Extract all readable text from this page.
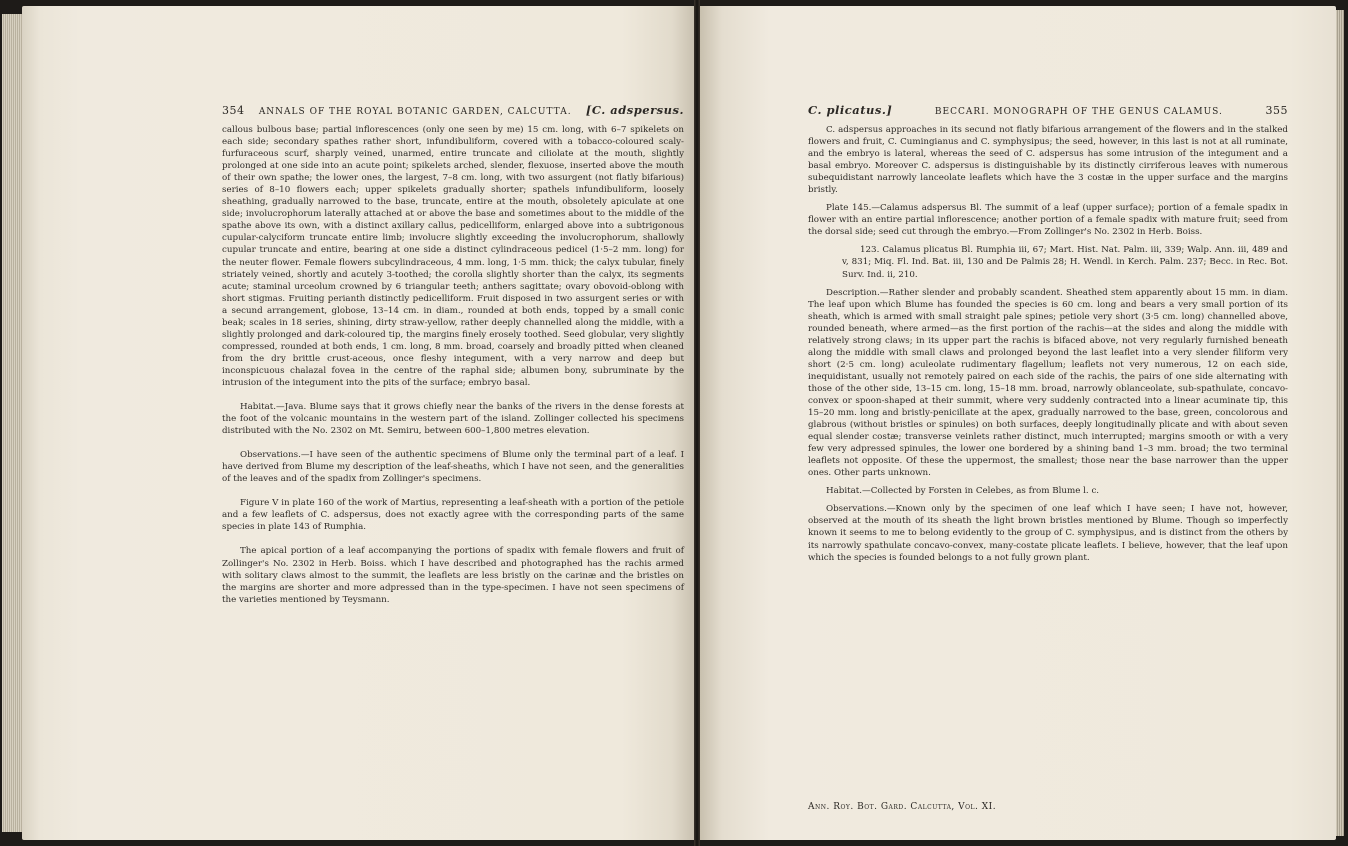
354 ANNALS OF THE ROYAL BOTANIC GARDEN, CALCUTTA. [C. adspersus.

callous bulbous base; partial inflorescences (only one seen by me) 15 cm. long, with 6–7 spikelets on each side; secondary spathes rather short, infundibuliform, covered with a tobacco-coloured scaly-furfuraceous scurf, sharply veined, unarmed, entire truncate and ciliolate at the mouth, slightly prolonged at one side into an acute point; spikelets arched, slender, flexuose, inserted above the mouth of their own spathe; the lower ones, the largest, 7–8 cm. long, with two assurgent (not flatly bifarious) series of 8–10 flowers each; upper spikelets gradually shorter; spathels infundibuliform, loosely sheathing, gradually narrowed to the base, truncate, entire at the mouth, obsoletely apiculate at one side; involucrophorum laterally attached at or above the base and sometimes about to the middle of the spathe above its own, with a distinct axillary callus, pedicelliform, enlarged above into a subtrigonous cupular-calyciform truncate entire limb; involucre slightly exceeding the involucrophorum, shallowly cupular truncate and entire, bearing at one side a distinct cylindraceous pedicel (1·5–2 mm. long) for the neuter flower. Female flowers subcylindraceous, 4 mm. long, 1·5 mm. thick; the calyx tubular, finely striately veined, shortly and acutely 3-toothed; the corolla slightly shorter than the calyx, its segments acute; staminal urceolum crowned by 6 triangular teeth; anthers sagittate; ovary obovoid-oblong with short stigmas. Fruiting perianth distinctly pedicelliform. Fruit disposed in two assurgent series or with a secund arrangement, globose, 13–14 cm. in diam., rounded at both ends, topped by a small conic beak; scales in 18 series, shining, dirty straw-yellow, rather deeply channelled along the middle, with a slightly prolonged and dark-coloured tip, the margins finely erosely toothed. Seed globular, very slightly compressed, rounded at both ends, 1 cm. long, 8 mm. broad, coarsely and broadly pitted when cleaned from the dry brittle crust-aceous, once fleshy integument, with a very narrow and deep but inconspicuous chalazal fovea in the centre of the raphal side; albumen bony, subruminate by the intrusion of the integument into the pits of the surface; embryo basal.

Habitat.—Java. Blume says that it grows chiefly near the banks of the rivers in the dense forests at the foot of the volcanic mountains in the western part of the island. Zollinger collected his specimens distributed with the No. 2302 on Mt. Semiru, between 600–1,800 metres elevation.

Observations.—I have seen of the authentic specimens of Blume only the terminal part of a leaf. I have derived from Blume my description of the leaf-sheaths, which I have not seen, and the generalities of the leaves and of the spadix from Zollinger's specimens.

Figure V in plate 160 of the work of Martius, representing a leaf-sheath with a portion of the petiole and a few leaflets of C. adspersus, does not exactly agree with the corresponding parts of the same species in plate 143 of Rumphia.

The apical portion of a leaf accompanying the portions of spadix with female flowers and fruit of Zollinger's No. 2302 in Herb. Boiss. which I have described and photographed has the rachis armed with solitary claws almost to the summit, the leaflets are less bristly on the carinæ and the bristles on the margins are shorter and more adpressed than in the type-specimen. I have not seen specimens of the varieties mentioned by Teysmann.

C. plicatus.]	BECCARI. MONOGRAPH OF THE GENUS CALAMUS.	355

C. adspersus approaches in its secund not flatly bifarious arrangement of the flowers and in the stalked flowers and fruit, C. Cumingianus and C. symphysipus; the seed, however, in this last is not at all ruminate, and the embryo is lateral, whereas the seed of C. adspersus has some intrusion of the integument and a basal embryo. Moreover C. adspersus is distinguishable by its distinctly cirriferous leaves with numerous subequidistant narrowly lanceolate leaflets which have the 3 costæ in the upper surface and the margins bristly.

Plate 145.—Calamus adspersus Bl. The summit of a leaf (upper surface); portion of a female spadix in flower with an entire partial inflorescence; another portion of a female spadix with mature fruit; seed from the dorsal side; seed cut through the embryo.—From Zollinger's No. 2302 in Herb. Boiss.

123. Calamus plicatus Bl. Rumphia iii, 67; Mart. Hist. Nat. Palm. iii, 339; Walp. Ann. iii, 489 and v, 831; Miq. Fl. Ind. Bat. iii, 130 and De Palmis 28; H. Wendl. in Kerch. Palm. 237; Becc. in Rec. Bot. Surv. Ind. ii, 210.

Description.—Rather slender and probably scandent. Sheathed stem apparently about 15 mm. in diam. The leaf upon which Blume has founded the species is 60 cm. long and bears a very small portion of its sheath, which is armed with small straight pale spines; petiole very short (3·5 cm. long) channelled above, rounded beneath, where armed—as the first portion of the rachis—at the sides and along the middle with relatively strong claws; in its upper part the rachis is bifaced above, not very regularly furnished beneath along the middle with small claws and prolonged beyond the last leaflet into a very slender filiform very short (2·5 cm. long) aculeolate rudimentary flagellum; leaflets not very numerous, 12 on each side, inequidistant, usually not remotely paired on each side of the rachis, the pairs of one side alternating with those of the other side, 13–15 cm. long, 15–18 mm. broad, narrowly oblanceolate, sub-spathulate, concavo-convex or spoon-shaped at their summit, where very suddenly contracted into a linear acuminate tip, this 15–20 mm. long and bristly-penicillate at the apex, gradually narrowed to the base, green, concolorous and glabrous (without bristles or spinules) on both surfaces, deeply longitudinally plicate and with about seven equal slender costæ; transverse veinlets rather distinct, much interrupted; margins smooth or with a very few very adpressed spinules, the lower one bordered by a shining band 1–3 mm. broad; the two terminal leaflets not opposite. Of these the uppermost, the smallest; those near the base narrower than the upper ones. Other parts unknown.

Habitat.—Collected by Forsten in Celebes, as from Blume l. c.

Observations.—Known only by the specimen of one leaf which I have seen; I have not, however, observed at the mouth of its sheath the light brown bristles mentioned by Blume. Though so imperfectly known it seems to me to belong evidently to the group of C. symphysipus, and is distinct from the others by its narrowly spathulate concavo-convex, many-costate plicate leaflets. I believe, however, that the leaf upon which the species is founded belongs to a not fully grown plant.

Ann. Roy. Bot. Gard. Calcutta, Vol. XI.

> _Short task_
Without the pictures, write out all of the material exactly.

> _Exercise answer_
Extract all readable text from this page.
354 ANNALS OF THE ROYAL BOTANIC GARDEN, CALCUTTA. [C. adspersus.

callous bulbous base; partial inflorescences (only one seen by me) 15 cm. long, with 6–7 spikelets on each side; secondary spathes rather short, infundibuliform, covered with a tobacco-coloured scaly-furfuraceous scurf, sharply veined, unarmed, entire truncate and ciliolate at the mouth, slightly prolonged at one side into an acute point; spikelets arched, slender, flexuose, inserted above the mouth of their own spathe; the lower ones, the largest, 7–8 cm. long, with two assurgent (not flatly bifarious) series of 8–10 flowers each; upper spikelets gradually shorter; spathels infundibuliform, loosely sheathing, gradually narrowed to the base, truncate, entire at the mouth, obsoletely apiculate at one side; involucrophorum laterally attached at or above the base and sometimes about to the middle of the spathe above its own, with a distinct axillary callus, pedicelliform, enlarged above into a subtrigonous cupular-calyciform truncate entire limb; involucre slightly exceeding the involucrophorum, shallowly cupular truncate and entire, bearing at one side a distinct cylindraceous pedicel (1·5–2 mm. long) for the neuter flower. Female flowers subcylindraceous, 4 mm. long, 1·5 mm. thick; the calyx tubular, finely striately veined, shortly and acutely 3-toothed; the corolla slightly shorter than the calyx, its segments acute; staminal urceolum crowned by 6 triangular teeth; anthers sagittate; ovary obovoid-oblong with short stigmas. Fruiting perianth distinctly pedicelliform. Fruit disposed in two assurgent series or with a secund arrangement, globose, 13–14 cm. in diam., rounded at both ends, topped by a small conic beak; scales in 18 series, shining, dirty straw-yellow, rather deeply channelled along the middle, with a slightly prolonged and dark-coloured tip, the margins finely erosely toothed. Seed globular, very slightly compressed, rounded at both ends, 1 cm. long, 8 mm. broad, coarsely and broadly pitted when cleaned from the dry brittle crust-aceous, once fleshy integument, with a very narrow and deep but inconspicuous chalazal fovea in the centre of the raphal side; albumen bony, subruminate by the intrusion of the integument into the pits of the surface; embryo basal.

Habitat.—Java. Blume says that it grows chiefly near the banks of the rivers in the dense forests at the foot of the volcanic mountains in the western part of the island. Zollinger collected his specimens distributed with the No. 2302 on Mt. Semiru, between 600–1,800 metres elevation.

Observations.—I have seen of the authentic specimens of Blume only the terminal part of a leaf. I have derived from Blume my description of the leaf-sheaths, which I have not seen, and the generalities of the leaves and of the spadix from Zollinger's specimens.

Figure V in plate 160 of the work of Martius, representing a leaf-sheath with a portion of the petiole and a few leaflets of C. adspersus, does not exactly agree with the corresponding parts of the same species in plate 143 of Rumphia.

The apical portion of a leaf accompanying the portions of spadix with female flowers and fruit of Zollinger's No. 2302 in Herb. Boiss. which I have described and photographed has the rachis armed with solitary claws almost to the summit, the leaflets are less bristly on the carinæ and the bristles on the margins are shorter and more adpressed than in the type-specimen. I have not seen specimens of the varieties mentioned by Teysmann.

C. plicatus.]	BECCARI. MONOGRAPH OF THE GENUS CALAMUS.	355

C. adspersus approaches in its secund not flatly bifarious arrangement of the flowers and in the stalked flowers and fruit, C. Cumingianus and C. symphysipus; the seed, however, in this last is not at all ruminate, and the embryo is lateral, whereas the seed of C. adspersus has some intrusion of the integument and a basal embryo. Moreover C. adspersus is distinguishable by its distinctly cirriferous leaves with numerous subequidistant narrowly lanceolate leaflets which have the 3 costæ in the upper surface and the margins bristly.

Plate 145.—Calamus adspersus Bl. The summit of a leaf (upper surface); portion of a female spadix in flower with an entire partial inflorescence; another portion of a female spadix with mature fruit; seed from the dorsal side; seed cut through the embryo.—From Zollinger's No. 2302 in Herb. Boiss.

123. Calamus plicatus Bl. Rumphia iii, 67; Mart. Hist. Nat. Palm. iii, 339; Walp. Ann. iii, 489 and v, 831; Miq. Fl. Ind. Bat. iii, 130 and De Palmis 28; H. Wendl. in Kerch. Palm. 237; Becc. in Rec. Bot. Surv. Ind. ii, 210.

Description.—Rather slender and probably scandent. Sheathed stem apparently about 15 mm. in diam. The leaf upon which Blume has founded the species is 60 cm. long and bears a very small portion of its sheath, which is armed with small straight pale spines; petiole very short (3·5 cm. long) channelled above, rounded beneath, where armed—as the first portion of the rachis—at the sides and along the middle with relatively strong claws; in its upper part the rachis is bifaced above, not very regularly furnished beneath along the middle with small claws and prolonged beyond the last leaflet into a very slender filiform very short (2·5 cm. long) aculeolate rudimentary flagellum; leaflets not very numerous, 12 on each side, inequidistant, usually not remotely paired on each side of the rachis, the pairs of one side alternating with those of the other side, 13–15 cm. long, 15–18 mm. broad, narrowly oblanceolate, sub-spathulate, concavo-convex or spoon-shaped at their summit, where very suddenly contracted into a linear acuminate tip, this 15–20 mm. long and bristly-penicillate at the apex, gradually narrowed to the base, green, concolorous and glabrous (without bristles or spinules) on both surfaces, deeply longitudinally plicate and with about seven equal slender costæ; transverse veinlets rather distinct, much interrupted; margins smooth or with a very few very adpressed spinules, the lower one bordered by a shining band 1–3 mm. broad; the two terminal leaflets not opposite. Of these the uppermost, the smallest; those near the base narrower than the upper ones. Other parts unknown.

Habitat.—Collected by Forsten in Celebes, as from Blume l. c.

Observations.—Known only by the specimen of one leaf which I have seen; I have not, however, observed at the mouth of its sheath the light brown bristles mentioned by Blume. Though so imperfectly known it seems to me to belong evidently to the group of C. symphysipus, and is distinct from the others by its narrowly spathulate concavo-convex, many-costate plicate leaflets. I believe, however, that the leaf upon which the species is founded belongs to a not fully grown plant.

Ann. Roy. Bot. Gard. Calcutta, Vol. XI.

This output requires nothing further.